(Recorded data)

* * * * * * *

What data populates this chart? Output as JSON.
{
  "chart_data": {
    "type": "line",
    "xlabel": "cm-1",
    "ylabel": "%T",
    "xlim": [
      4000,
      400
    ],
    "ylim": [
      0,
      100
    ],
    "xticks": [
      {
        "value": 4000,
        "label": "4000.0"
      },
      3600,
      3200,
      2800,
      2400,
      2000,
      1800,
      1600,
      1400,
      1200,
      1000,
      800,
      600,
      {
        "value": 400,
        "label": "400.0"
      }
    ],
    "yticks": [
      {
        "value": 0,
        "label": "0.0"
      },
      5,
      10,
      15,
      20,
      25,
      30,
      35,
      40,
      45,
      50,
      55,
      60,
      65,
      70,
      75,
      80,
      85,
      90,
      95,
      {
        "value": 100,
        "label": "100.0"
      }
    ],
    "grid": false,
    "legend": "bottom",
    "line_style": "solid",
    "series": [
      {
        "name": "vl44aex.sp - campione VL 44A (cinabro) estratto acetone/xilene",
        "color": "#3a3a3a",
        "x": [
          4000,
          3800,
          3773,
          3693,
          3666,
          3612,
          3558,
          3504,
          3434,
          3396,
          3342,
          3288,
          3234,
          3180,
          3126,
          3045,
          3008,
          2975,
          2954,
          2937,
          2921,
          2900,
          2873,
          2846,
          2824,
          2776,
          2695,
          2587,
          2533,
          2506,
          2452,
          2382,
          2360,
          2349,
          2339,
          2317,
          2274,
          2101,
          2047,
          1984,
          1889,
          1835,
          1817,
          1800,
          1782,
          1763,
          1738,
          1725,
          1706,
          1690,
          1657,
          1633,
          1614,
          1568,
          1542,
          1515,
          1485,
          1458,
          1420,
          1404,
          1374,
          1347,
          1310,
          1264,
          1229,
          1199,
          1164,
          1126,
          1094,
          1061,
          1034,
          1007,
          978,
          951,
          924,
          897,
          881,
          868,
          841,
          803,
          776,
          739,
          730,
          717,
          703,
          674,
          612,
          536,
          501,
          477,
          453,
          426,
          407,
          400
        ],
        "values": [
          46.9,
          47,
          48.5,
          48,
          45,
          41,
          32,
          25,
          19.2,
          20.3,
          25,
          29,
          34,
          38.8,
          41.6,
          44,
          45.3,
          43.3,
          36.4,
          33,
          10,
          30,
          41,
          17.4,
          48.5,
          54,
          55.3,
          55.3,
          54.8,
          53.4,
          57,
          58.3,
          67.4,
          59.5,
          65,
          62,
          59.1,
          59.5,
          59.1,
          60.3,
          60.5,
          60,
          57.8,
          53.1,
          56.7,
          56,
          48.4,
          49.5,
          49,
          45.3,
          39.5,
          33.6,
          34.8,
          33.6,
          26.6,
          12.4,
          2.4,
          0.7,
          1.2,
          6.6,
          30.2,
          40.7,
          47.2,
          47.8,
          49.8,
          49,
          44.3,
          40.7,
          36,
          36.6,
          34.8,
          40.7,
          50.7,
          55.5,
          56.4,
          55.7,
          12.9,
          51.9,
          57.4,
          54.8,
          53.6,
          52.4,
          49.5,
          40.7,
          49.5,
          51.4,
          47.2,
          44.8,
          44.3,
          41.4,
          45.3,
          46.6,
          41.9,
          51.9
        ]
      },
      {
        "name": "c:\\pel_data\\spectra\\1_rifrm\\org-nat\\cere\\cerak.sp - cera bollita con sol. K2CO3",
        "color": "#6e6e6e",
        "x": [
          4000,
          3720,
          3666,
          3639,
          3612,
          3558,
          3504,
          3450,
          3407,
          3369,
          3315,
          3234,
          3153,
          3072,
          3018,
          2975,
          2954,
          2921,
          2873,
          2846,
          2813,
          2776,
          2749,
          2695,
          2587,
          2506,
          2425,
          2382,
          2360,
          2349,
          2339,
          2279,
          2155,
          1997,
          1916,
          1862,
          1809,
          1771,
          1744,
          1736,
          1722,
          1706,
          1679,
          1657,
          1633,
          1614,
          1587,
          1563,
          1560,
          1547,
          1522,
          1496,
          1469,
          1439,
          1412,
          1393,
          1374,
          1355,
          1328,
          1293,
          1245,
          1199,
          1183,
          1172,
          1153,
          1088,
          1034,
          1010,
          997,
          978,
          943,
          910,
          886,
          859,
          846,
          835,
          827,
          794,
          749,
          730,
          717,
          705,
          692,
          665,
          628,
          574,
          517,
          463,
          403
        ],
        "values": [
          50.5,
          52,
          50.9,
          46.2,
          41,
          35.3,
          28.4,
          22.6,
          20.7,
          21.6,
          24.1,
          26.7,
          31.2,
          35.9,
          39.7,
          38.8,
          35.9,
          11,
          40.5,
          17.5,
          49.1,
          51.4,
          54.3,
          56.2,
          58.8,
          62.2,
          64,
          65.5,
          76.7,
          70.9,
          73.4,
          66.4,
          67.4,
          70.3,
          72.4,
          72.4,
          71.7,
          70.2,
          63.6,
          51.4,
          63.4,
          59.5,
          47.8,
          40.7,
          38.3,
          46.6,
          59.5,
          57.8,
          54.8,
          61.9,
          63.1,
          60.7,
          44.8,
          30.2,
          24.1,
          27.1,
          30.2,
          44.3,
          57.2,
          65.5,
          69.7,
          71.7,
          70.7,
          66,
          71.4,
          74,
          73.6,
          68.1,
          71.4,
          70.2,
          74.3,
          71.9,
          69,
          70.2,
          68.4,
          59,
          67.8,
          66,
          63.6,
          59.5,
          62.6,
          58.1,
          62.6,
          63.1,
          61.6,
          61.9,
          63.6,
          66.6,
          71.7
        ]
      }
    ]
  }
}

* * * * * * *

REQUIREMENT: Write out every line exactly as it stands.

SOLVED PROBLEM:
What data populates this chart? Output as JSON.
{
  "chart_data": {
    "type": "line",
    "xlabel": "cm-1",
    "ylabel": "%T",
    "xlim": [
      4000,
      400
    ],
    "ylim": [
      0,
      100
    ],
    "xticks": [
      {
        "value": 4000,
        "label": "4000.0"
      },
      3600,
      3200,
      2800,
      2400,
      2000,
      1800,
      1600,
      1400,
      1200,
      1000,
      800,
      600,
      {
        "value": 400,
        "label": "400.0"
      }
    ],
    "yticks": [
      {
        "value": 0,
        "label": "0.0"
      },
      5,
      10,
      15,
      20,
      25,
      30,
      35,
      40,
      45,
      50,
      55,
      60,
      65,
      70,
      75,
      80,
      85,
      90,
      95,
      {
        "value": 100,
        "label": "100.0"
      }
    ],
    "grid": false,
    "legend": "bottom",
    "line_style": "solid",
    "series": [
      {
        "name": "vl44aex.sp - campione VL 44A (cinabro) estratto acetone/xilene",
        "color": "#3a3a3a",
        "x": [
          4000,
          3800,
          3773,
          3693,
          3666,
          3612,
          3558,
          3504,
          3434,
          3396,
          3342,
          3288,
          3234,
          3180,
          3126,
          3045,
          3008,
          2975,
          2954,
          2937,
          2921,
          2900,
          2873,
          2846,
          2824,
          2776,
          2695,
          2587,
          2533,
          2506,
          2452,
          2382,
          2360,
          2349,
          2339,
          2317,
          2274,
          2101,
          2047,
          1984,
          1889,
          1835,
          1817,
          1800,
          1782,
          1763,
          1738,
          1725,
          1706,
          1690,
          1657,
          1633,
          1614,
          1568,
          1542,
          1515,
          1485,
          1458,
          1420,
          1404,
          1374,
          1347,
          1310,
          1264,
          1229,
          1199,
          1164,
          1126,
          1094,
          1061,
          1034,
          1007,
          978,
          951,
          924,
          897,
          881,
          868,
          841,
          803,
          776,
          739,
          730,
          717,
          703,
          674,
          612,
          536,
          501,
          477,
          453,
          426,
          407,
          400
        ],
        "values": [
          46.9,
          47,
          48.5,
          48,
          45,
          41,
          32,
          25,
          19.2,
          20.3,
          25,
          29,
          34,
          38.8,
          41.6,
          44,
          45.3,
          43.3,
          36.4,
          33,
          10,
          30,
          41,
          17.4,
          48.5,
          54,
          55.3,
          55.3,
          54.8,
          53.4,
          57,
          58.3,
          67.4,
          59.5,
          65,
          62,
          59.1,
          59.5,
          59.1,
          60.3,
          60.5,
          60,
          57.8,
          53.1,
          56.7,
          56,
          48.4,
          49.5,
          49,
          45.3,
          39.5,
          33.6,
          34.8,
          33.6,
          26.6,
          12.4,
          2.4,
          0.7,
          1.2,
          6.6,
          30.2,
          40.7,
          47.2,
          47.8,
          49.8,
          49,
          44.3,
          40.7,
          36,
          36.6,
          34.8,
          40.7,
          50.7,
          55.5,
          56.4,
          55.7,
          12.9,
          51.9,
          57.4,
          54.8,
          53.6,
          52.4,
          49.5,
          40.7,
          49.5,
          51.4,
          47.2,
          44.8,
          44.3,
          41.4,
          45.3,
          46.6,
          41.9,
          51.9
        ]
      },
      {
        "name": "c:\\pel_data\\spectra\\1_rifrm\\org-nat\\cere\\cerak.sp - cera bollita con sol. K2CO3",
        "color": "#6e6e6e",
        "x": [
          4000,
          3720,
          3666,
          3639,
          3612,
          3558,
          3504,
          3450,
          3407,
          3369,
          3315,
          3234,
          3153,
          3072,
          3018,
          2975,
          2954,
          2921,
          2873,
          2846,
          2813,
          2776,
          2749,
          2695,
          2587,
          2506,
          2425,
          2382,
          2360,
          2349,
          2339,
          2279,
          2155,
          1997,
          1916,
          1862,
          1809,
          1771,
          1744,
          1736,
          1722,
          1706,
          1679,
          1657,
          1633,
          1614,
          1587,
          1563,
          1560,
          1547,
          1522,
          1496,
          1469,
          1439,
          1412,
          1393,
          1374,
          1355,
          1328,
          1293,
          1245,
          1199,
          1183,
          1172,
          1153,
          1088,
          1034,
          1010,
          997,
          978,
          943,
          910,
          886,
          859,
          846,
          835,
          827,
          794,
          749,
          730,
          717,
          705,
          692,
          665,
          628,
          574,
          517,
          463,
          403
        ],
        "values": [
          50.5,
          52,
          50.9,
          46.2,
          41,
          35.3,
          28.4,
          22.6,
          20.7,
          21.6,
          24.1,
          26.7,
          31.2,
          35.9,
          39.7,
          38.8,
          35.9,
          11,
          40.5,
          17.5,
          49.1,
          51.4,
          54.3,
          56.2,
          58.8,
          62.2,
          64,
          65.5,
          76.7,
          70.9,
          73.4,
          66.4,
          67.4,
          70.3,
          72.4,
          72.4,
          71.7,
          70.2,
          63.6,
          51.4,
          63.4,
          59.5,
          47.8,
          40.7,
          38.3,
          46.6,
          59.5,
          57.8,
          54.8,
          61.9,
          63.1,
          60.7,
          44.8,
          30.2,
          24.1,
          27.1,
          30.2,
          44.3,
          57.2,
          65.5,
          69.7,
          71.7,
          70.7,
          66,
          71.4,
          74,
          73.6,
          68.1,
          71.4,
          70.2,
          74.3,
          71.9,
          69,
          70.2,
          68.4,
          59,
          67.8,
          66,
          63.6,
          59.5,
          62.6,
          58.1,
          62.6,
          63.1,
          61.6,
          61.9,
          63.6,
          66.6,
          71.7
        ]
      }
    ]
  }
}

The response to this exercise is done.